───── Provided records

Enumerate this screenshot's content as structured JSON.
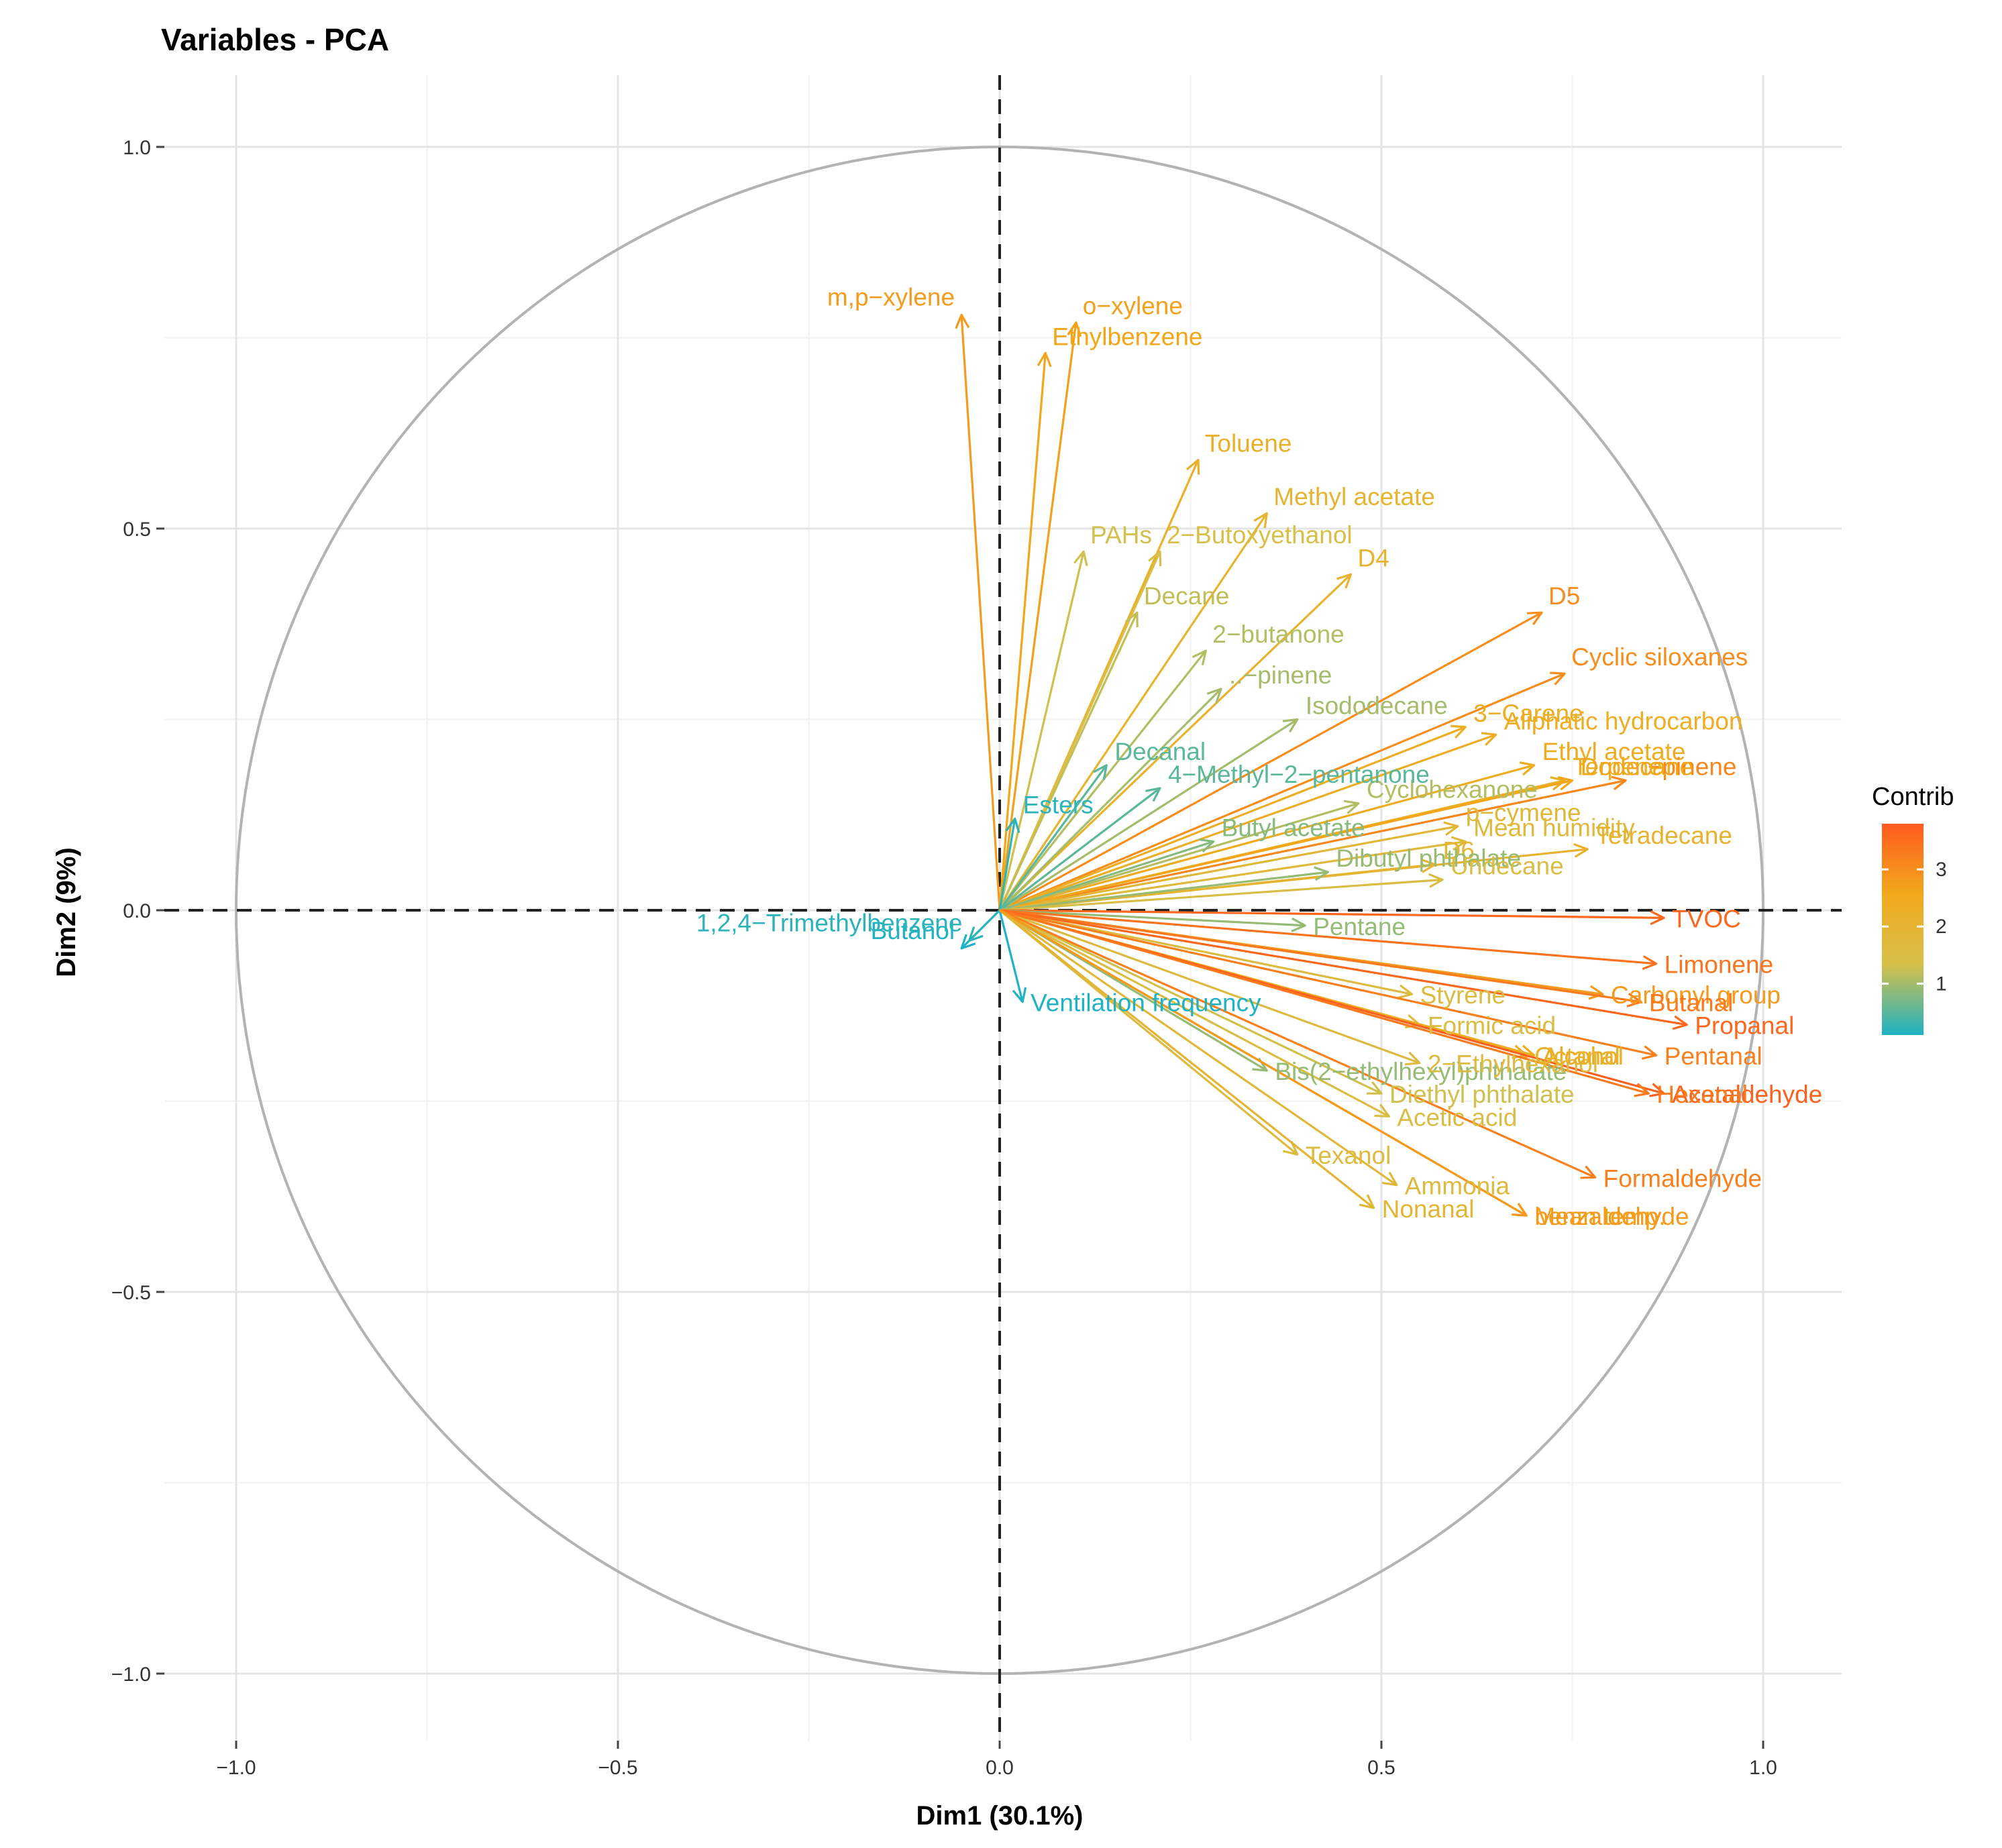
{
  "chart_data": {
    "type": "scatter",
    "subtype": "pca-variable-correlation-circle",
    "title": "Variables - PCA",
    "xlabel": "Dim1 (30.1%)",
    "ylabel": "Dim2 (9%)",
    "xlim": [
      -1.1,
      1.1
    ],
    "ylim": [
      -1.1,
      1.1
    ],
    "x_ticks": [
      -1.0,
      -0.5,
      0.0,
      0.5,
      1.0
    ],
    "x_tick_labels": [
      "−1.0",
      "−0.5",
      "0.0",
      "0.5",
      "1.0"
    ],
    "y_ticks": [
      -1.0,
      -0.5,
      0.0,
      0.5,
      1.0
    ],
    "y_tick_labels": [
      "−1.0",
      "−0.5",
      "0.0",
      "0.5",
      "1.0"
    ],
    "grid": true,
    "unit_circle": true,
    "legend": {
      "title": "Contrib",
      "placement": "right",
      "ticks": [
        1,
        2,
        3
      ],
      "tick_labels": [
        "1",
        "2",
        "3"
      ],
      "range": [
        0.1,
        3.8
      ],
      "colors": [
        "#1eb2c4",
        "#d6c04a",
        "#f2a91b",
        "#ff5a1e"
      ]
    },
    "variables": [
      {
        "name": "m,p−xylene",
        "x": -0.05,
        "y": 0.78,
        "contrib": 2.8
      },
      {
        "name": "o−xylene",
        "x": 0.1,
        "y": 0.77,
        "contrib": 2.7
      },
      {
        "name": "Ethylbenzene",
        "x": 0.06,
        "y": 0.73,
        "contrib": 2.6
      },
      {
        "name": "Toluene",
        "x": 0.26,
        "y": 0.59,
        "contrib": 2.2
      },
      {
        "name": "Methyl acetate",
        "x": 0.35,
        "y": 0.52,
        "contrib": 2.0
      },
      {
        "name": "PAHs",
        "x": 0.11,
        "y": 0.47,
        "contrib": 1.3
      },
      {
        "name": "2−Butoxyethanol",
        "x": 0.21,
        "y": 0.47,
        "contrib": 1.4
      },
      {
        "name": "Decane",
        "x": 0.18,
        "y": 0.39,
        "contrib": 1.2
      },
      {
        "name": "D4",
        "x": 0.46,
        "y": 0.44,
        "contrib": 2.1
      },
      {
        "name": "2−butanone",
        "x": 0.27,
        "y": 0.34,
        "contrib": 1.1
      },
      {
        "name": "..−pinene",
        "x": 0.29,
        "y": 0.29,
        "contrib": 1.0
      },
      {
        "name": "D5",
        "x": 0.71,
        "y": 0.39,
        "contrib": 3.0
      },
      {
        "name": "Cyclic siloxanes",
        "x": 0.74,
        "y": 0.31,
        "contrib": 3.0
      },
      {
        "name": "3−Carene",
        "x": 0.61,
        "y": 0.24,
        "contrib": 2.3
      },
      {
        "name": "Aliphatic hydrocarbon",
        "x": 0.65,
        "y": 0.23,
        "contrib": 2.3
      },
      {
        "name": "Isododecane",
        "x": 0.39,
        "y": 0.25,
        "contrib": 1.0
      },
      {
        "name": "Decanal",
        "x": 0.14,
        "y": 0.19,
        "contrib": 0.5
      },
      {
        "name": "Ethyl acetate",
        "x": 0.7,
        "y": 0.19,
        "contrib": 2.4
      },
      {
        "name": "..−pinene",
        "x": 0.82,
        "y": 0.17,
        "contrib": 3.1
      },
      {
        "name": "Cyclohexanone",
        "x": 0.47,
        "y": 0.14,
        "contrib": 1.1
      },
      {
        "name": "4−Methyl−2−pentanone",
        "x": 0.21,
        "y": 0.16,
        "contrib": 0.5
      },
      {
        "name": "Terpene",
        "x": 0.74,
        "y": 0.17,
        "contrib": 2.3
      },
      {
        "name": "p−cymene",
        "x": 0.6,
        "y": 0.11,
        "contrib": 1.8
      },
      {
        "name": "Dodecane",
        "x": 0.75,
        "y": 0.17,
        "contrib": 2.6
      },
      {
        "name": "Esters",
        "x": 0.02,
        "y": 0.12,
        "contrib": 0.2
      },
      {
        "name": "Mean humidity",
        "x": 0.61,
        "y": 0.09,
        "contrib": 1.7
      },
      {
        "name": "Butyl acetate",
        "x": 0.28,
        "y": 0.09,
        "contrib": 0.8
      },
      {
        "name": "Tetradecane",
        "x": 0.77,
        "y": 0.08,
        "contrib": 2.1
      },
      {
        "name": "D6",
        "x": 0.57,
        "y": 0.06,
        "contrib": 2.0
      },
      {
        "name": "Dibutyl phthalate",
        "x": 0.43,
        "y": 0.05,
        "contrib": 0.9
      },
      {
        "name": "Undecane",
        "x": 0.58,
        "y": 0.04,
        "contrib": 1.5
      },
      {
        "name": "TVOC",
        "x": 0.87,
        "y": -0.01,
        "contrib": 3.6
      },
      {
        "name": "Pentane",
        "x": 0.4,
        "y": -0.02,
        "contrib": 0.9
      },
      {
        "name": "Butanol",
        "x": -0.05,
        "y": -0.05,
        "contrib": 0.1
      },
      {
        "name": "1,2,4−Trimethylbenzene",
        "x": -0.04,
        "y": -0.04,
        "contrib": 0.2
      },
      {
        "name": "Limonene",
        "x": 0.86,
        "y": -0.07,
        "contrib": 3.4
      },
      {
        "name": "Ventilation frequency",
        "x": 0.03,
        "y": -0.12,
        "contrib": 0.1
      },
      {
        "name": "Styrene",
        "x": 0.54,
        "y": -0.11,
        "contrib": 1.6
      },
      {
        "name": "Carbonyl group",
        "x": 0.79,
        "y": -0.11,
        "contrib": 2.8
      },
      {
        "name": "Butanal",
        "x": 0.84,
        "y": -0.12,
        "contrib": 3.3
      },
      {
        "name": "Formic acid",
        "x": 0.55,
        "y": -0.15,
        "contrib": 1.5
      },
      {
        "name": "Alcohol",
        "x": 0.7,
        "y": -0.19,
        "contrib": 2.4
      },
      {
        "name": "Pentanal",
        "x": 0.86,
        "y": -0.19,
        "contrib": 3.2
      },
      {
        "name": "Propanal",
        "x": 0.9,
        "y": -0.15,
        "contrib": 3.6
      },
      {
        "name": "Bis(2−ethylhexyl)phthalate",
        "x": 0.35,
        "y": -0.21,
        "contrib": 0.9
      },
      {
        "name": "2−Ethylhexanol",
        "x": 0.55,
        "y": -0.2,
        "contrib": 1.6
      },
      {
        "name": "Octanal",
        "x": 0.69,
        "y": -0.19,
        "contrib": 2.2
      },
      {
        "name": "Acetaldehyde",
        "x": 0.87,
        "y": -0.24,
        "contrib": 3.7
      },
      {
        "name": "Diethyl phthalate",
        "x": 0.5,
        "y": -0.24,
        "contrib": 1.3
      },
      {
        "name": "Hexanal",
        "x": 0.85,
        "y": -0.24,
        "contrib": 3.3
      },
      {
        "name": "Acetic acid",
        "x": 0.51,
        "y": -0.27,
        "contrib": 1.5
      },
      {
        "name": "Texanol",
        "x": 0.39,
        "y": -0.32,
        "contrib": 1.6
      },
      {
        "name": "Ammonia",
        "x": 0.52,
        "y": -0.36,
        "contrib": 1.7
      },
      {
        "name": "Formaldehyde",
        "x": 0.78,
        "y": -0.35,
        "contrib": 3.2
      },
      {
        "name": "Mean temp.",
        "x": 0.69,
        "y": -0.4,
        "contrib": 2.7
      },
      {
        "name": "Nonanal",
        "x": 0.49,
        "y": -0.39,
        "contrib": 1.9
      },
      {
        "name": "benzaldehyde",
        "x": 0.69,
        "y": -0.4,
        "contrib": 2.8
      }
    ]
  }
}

──────────

= What to work on =
Write out again every line above exactly as given; the pictures do not belong in the copy.

= Worked answer =
Enumerate this screenshot's content as structured JSON.
{
  "chart_data": {
    "type": "scatter",
    "subtype": "pca-variable-correlation-circle",
    "title": "Variables - PCA",
    "xlabel": "Dim1 (30.1%)",
    "ylabel": "Dim2 (9%)",
    "xlim": [
      -1.1,
      1.1
    ],
    "ylim": [
      -1.1,
      1.1
    ],
    "x_ticks": [
      -1.0,
      -0.5,
      0.0,
      0.5,
      1.0
    ],
    "x_tick_labels": [
      "−1.0",
      "−0.5",
      "0.0",
      "0.5",
      "1.0"
    ],
    "y_ticks": [
      -1.0,
      -0.5,
      0.0,
      0.5,
      1.0
    ],
    "y_tick_labels": [
      "−1.0",
      "−0.5",
      "0.0",
      "0.5",
      "1.0"
    ],
    "grid": true,
    "unit_circle": true,
    "legend": {
      "title": "Contrib",
      "placement": "right",
      "ticks": [
        1,
        2,
        3
      ],
      "tick_labels": [
        "1",
        "2",
        "3"
      ],
      "range": [
        0.1,
        3.8
      ],
      "colors": [
        "#1eb2c4",
        "#d6c04a",
        "#f2a91b",
        "#ff5a1e"
      ]
    },
    "variables": [
      {
        "name": "m,p−xylene",
        "x": -0.05,
        "y": 0.78,
        "contrib": 2.8
      },
      {
        "name": "o−xylene",
        "x": 0.1,
        "y": 0.77,
        "contrib": 2.7
      },
      {
        "name": "Ethylbenzene",
        "x": 0.06,
        "y": 0.73,
        "contrib": 2.6
      },
      {
        "name": "Toluene",
        "x": 0.26,
        "y": 0.59,
        "contrib": 2.2
      },
      {
        "name": "Methyl acetate",
        "x": 0.35,
        "y": 0.52,
        "contrib": 2.0
      },
      {
        "name": "PAHs",
        "x": 0.11,
        "y": 0.47,
        "contrib": 1.3
      },
      {
        "name": "2−Butoxyethanol",
        "x": 0.21,
        "y": 0.47,
        "contrib": 1.4
      },
      {
        "name": "Decane",
        "x": 0.18,
        "y": 0.39,
        "contrib": 1.2
      },
      {
        "name": "D4",
        "x": 0.46,
        "y": 0.44,
        "contrib": 2.1
      },
      {
        "name": "2−butanone",
        "x": 0.27,
        "y": 0.34,
        "contrib": 1.1
      },
      {
        "name": "..−pinene",
        "x": 0.29,
        "y": 0.29,
        "contrib": 1.0
      },
      {
        "name": "D5",
        "x": 0.71,
        "y": 0.39,
        "contrib": 3.0
      },
      {
        "name": "Cyclic siloxanes",
        "x": 0.74,
        "y": 0.31,
        "contrib": 3.0
      },
      {
        "name": "3−Carene",
        "x": 0.61,
        "y": 0.24,
        "contrib": 2.3
      },
      {
        "name": "Aliphatic hydrocarbon",
        "x": 0.65,
        "y": 0.23,
        "contrib": 2.3
      },
      {
        "name": "Isododecane",
        "x": 0.39,
        "y": 0.25,
        "contrib": 1.0
      },
      {
        "name": "Decanal",
        "x": 0.14,
        "y": 0.19,
        "contrib": 0.5
      },
      {
        "name": "Ethyl acetate",
        "x": 0.7,
        "y": 0.19,
        "contrib": 2.4
      },
      {
        "name": "..−pinene",
        "x": 0.82,
        "y": 0.17,
        "contrib": 3.1
      },
      {
        "name": "Cyclohexanone",
        "x": 0.47,
        "y": 0.14,
        "contrib": 1.1
      },
      {
        "name": "4−Methyl−2−pentanone",
        "x": 0.21,
        "y": 0.16,
        "contrib": 0.5
      },
      {
        "name": "Terpene",
        "x": 0.74,
        "y": 0.17,
        "contrib": 2.3
      },
      {
        "name": "p−cymene",
        "x": 0.6,
        "y": 0.11,
        "contrib": 1.8
      },
      {
        "name": "Dodecane",
        "x": 0.75,
        "y": 0.17,
        "contrib": 2.6
      },
      {
        "name": "Esters",
        "x": 0.02,
        "y": 0.12,
        "contrib": 0.2
      },
      {
        "name": "Mean humidity",
        "x": 0.61,
        "y": 0.09,
        "contrib": 1.7
      },
      {
        "name": "Butyl acetate",
        "x": 0.28,
        "y": 0.09,
        "contrib": 0.8
      },
      {
        "name": "Tetradecane",
        "x": 0.77,
        "y": 0.08,
        "contrib": 2.1
      },
      {
        "name": "D6",
        "x": 0.57,
        "y": 0.06,
        "contrib": 2.0
      },
      {
        "name": "Dibutyl phthalate",
        "x": 0.43,
        "y": 0.05,
        "contrib": 0.9
      },
      {
        "name": "Undecane",
        "x": 0.58,
        "y": 0.04,
        "contrib": 1.5
      },
      {
        "name": "TVOC",
        "x": 0.87,
        "y": -0.01,
        "contrib": 3.6
      },
      {
        "name": "Pentane",
        "x": 0.4,
        "y": -0.02,
        "contrib": 0.9
      },
      {
        "name": "Butanol",
        "x": -0.05,
        "y": -0.05,
        "contrib": 0.1
      },
      {
        "name": "1,2,4−Trimethylbenzene",
        "x": -0.04,
        "y": -0.04,
        "contrib": 0.2
      },
      {
        "name": "Limonene",
        "x": 0.86,
        "y": -0.07,
        "contrib": 3.4
      },
      {
        "name": "Ventilation frequency",
        "x": 0.03,
        "y": -0.12,
        "contrib": 0.1
      },
      {
        "name": "Styrene",
        "x": 0.54,
        "y": -0.11,
        "contrib": 1.6
      },
      {
        "name": "Carbonyl group",
        "x": 0.79,
        "y": -0.11,
        "contrib": 2.8
      },
      {
        "name": "Butanal",
        "x": 0.84,
        "y": -0.12,
        "contrib": 3.3
      },
      {
        "name": "Formic acid",
        "x": 0.55,
        "y": -0.15,
        "contrib": 1.5
      },
      {
        "name": "Alcohol",
        "x": 0.7,
        "y": -0.19,
        "contrib": 2.4
      },
      {
        "name": "Pentanal",
        "x": 0.86,
        "y": -0.19,
        "contrib": 3.2
      },
      {
        "name": "Propanal",
        "x": 0.9,
        "y": -0.15,
        "contrib": 3.6
      },
      {
        "name": "Bis(2−ethylhexyl)phthalate",
        "x": 0.35,
        "y": -0.21,
        "contrib": 0.9
      },
      {
        "name": "2−Ethylhexanol",
        "x": 0.55,
        "y": -0.2,
        "contrib": 1.6
      },
      {
        "name": "Octanal",
        "x": 0.69,
        "y": -0.19,
        "contrib": 2.2
      },
      {
        "name": "Acetaldehyde",
        "x": 0.87,
        "y": -0.24,
        "contrib": 3.7
      },
      {
        "name": "Diethyl phthalate",
        "x": 0.5,
        "y": -0.24,
        "contrib": 1.3
      },
      {
        "name": "Hexanal",
        "x": 0.85,
        "y": -0.24,
        "contrib": 3.3
      },
      {
        "name": "Acetic acid",
        "x": 0.51,
        "y": -0.27,
        "contrib": 1.5
      },
      {
        "name": "Texanol",
        "x": 0.39,
        "y": -0.32,
        "contrib": 1.6
      },
      {
        "name": "Ammonia",
        "x": 0.52,
        "y": -0.36,
        "contrib": 1.7
      },
      {
        "name": "Formaldehyde",
        "x": 0.78,
        "y": -0.35,
        "contrib": 3.2
      },
      {
        "name": "Mean temp.",
        "x": 0.69,
        "y": -0.4,
        "contrib": 2.7
      },
      {
        "name": "Nonanal",
        "x": 0.49,
        "y": -0.39,
        "contrib": 1.9
      },
      {
        "name": "benzaldehyde",
        "x": 0.69,
        "y": -0.4,
        "contrib": 2.8
      }
    ]
  }
}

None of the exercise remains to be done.